#### Source ####
JIM LEHRER: After our version of the news of the day, we will return to the Reagan-Shevardnadze U.N. speeches for analysis of two Soviet experts and two U.S. senators. That is followed by a 40th-anniversary look at the United Nations, and a report from San Francisco on Asian-Americans and the movies. News Analysis
LEHRER: President Reagan today revised the agenda for next month's summit meeting by adding Soviet expansionism. He told the United Nations General Assembly in New York Afghanistan and other regional conflicts involving the Soviet Union should be discussed in Geneva, along with arms control. He said itwas time to start from scratch in changing the U.S.-Soviet relationship.
#### Records for this exercise ####
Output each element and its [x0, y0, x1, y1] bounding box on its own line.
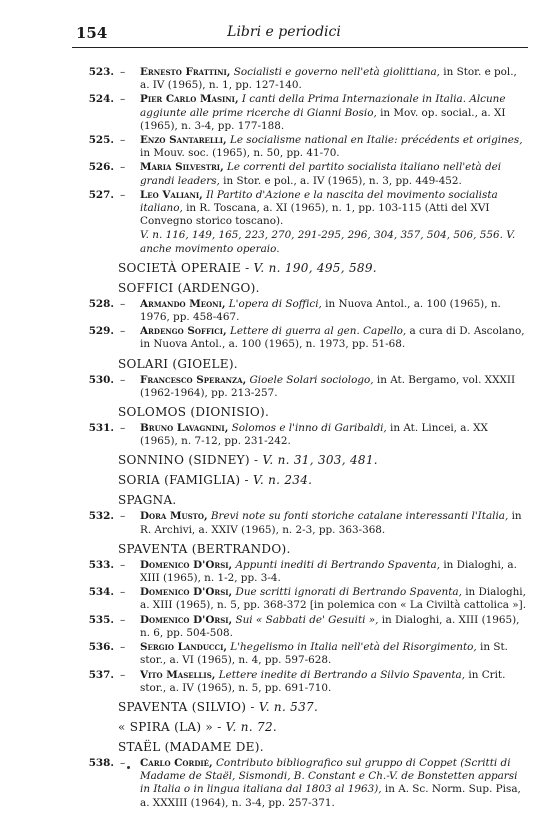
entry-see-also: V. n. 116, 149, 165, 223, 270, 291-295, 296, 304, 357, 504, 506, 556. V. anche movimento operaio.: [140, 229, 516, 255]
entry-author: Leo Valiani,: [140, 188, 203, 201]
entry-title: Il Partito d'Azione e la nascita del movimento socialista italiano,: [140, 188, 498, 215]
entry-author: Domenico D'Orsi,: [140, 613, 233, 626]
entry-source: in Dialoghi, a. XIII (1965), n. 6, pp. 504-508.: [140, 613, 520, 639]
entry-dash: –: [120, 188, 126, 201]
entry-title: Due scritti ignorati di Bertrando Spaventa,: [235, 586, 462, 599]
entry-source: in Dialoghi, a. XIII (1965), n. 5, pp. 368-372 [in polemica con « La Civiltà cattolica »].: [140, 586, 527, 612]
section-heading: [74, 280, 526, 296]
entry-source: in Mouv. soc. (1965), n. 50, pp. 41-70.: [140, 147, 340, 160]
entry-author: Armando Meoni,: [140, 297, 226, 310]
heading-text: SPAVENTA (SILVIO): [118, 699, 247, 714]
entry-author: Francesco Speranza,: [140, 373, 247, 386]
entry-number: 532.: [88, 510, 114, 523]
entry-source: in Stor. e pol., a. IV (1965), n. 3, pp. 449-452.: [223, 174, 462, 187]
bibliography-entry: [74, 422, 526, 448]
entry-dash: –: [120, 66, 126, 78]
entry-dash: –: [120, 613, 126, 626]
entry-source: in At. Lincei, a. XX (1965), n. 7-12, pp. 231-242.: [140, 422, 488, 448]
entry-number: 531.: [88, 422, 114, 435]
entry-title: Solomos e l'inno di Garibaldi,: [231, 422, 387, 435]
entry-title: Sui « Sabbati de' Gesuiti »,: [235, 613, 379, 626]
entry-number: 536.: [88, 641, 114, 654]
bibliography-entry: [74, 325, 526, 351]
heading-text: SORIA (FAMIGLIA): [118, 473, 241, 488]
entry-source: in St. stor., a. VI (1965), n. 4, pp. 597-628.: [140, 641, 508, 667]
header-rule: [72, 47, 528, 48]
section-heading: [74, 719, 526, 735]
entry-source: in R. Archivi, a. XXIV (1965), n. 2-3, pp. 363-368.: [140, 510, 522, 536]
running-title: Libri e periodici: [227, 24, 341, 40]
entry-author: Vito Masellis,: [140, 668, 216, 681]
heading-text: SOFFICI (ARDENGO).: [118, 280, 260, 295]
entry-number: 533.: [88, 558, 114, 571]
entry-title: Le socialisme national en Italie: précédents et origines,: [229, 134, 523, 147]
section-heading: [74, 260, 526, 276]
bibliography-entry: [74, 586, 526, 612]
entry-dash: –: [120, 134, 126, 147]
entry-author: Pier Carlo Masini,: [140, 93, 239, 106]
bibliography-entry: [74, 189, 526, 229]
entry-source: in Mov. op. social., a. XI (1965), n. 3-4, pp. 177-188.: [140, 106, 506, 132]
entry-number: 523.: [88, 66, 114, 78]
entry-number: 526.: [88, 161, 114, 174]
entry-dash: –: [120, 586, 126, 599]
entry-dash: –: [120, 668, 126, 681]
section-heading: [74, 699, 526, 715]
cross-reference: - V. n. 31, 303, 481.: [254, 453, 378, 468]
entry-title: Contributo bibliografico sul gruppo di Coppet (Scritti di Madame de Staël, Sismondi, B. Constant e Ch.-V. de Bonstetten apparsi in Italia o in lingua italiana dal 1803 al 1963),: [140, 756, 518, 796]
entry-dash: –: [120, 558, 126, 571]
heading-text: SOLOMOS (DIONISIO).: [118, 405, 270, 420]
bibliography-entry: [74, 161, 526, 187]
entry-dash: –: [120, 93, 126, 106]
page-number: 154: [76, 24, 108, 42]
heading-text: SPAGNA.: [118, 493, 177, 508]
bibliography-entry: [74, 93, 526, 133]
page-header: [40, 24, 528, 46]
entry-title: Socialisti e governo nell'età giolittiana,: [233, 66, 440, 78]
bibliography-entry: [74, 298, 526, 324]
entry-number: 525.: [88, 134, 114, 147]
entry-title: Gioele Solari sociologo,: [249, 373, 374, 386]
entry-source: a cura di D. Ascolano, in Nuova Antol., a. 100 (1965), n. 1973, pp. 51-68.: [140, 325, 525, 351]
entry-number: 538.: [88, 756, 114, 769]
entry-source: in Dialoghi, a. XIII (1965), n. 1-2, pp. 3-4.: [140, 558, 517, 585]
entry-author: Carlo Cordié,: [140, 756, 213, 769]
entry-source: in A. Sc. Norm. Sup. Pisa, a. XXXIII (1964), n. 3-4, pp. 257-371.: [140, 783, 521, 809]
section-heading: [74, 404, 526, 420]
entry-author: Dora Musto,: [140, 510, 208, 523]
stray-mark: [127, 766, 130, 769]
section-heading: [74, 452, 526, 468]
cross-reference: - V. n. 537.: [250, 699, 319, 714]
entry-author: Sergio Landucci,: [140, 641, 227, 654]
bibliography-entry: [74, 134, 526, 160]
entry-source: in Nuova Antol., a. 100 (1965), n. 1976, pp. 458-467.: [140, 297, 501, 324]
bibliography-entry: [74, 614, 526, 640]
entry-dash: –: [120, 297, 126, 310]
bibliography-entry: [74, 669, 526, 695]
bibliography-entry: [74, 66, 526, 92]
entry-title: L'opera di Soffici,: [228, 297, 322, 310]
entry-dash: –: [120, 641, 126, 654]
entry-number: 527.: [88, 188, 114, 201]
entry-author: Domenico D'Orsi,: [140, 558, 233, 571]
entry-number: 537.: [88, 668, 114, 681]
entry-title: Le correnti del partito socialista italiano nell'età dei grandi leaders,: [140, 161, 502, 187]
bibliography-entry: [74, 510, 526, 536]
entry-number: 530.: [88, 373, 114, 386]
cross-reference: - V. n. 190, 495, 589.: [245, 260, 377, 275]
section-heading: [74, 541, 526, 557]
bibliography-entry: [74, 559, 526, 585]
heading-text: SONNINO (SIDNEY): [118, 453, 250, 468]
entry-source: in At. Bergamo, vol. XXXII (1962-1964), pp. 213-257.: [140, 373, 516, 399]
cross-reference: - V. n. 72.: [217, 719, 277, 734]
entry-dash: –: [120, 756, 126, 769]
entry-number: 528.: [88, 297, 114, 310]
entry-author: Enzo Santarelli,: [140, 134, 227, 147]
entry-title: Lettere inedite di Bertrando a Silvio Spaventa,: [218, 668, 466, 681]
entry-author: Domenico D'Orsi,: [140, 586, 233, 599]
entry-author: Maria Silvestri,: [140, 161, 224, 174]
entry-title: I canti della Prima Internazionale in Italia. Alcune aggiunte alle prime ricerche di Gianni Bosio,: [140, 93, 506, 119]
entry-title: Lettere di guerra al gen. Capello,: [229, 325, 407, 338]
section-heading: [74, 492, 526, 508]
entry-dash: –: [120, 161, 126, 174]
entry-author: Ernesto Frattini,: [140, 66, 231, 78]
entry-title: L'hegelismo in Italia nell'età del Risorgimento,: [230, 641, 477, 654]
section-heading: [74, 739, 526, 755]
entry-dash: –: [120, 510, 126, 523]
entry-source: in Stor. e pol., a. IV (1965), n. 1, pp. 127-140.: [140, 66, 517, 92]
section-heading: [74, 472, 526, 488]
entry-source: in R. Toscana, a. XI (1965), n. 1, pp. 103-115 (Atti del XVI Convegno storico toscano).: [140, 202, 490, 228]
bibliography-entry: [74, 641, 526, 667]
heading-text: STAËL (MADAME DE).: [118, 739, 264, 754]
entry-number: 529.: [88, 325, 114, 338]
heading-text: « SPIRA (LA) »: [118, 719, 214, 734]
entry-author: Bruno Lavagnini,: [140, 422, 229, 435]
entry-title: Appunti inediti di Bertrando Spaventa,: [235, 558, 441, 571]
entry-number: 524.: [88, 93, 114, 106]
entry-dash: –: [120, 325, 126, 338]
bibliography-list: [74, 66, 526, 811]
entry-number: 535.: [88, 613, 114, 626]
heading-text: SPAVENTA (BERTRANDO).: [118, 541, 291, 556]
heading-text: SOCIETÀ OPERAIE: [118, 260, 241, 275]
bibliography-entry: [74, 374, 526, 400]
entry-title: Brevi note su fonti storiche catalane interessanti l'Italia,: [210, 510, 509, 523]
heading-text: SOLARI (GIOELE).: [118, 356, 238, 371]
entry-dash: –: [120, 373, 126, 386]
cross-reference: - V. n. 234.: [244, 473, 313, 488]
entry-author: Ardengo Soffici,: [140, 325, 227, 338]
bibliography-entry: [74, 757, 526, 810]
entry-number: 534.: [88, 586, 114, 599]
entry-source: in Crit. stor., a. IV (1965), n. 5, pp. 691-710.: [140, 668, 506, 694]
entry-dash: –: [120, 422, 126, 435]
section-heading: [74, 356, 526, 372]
####
[Exercises]:
a. In the records, change "Dialoghi" to "Dialogi" from the line with "entry-see-also: V. n." to the line with "entry-source: in Dialoghi, a. XIII (1965), n. 5, pp.", and give only those lines, otherwise unchanged.
b. Write what comes next in the news broadcast transcript about President Reagan's United Nations speech.
The records have no connection to the text that comes before them.

[Results by task]:
a.
entry-see-also: V. n. 116, 149, 165, 223, 270, 291-295, 296, 304, 357, 504, 506, 556. V. anche movimento operaio.: [140, 229, 516, 255]
entry-author: Leo Valiani,: [140, 188, 203, 201]
entry-title: Il Partito d'Azione e la nascita del movimento socialista italiano,: [140, 188, 498, 215]
entry-author: Domenico D'Orsi,: [140, 613, 233, 626]
entry-source: in Dialogi, a. XIII (1965), n. 6, pp. 504-508.: [140, 613, 520, 639]
entry-dash: –: [120, 188, 126, 201]
entry-title: Due scritti ignorati di Bertrando Spaventa,: [235, 586, 462, 599]
entry-source: in Dialogi, a. XIII (1965), n. 5, pp. 368-372 [in polemica con « La Civiltà cattolica »].: [140, 586, 527, 612]

b.
Pres. RONALD REAGAN: I come before you this morning preoccupied with peace, with ensuring that the differences between some of us not be permitted to degenerate into open conflict, and I come offering from my own country a new commitment, a fresh start. When Mr. Gorbachev and I meet in Geneva next month I look to a fresh start in the relationship of our two nations. We can and should meet in the spirit that we can deal with our differences peacefully, and that is what we expect.
LEHRER: Later from the same podium, Soviet Foreign Minister Eduard Shevardnadze put the emphasis right back on arms control. He said verifying weapons treaties should not be a sticking point in the future.
EDUARD SHEVARDNADZE, Foreign Minister, USSR [through interpreter]: There are those who would like to make world public opinion believe that the Soviet Union is against verification. This is being said by those who, while contemplating new technologically sophisticated types of weapons, are deliberately concealing the truth that the more weapons exist in the world, the more difficult it is to carry out verification. We ask them in return: are you ready, as we are, to scrap hundreds of missiles and aircraft, thousands of nuclear charges? Say yes and we shall certainly be able to agree on verification.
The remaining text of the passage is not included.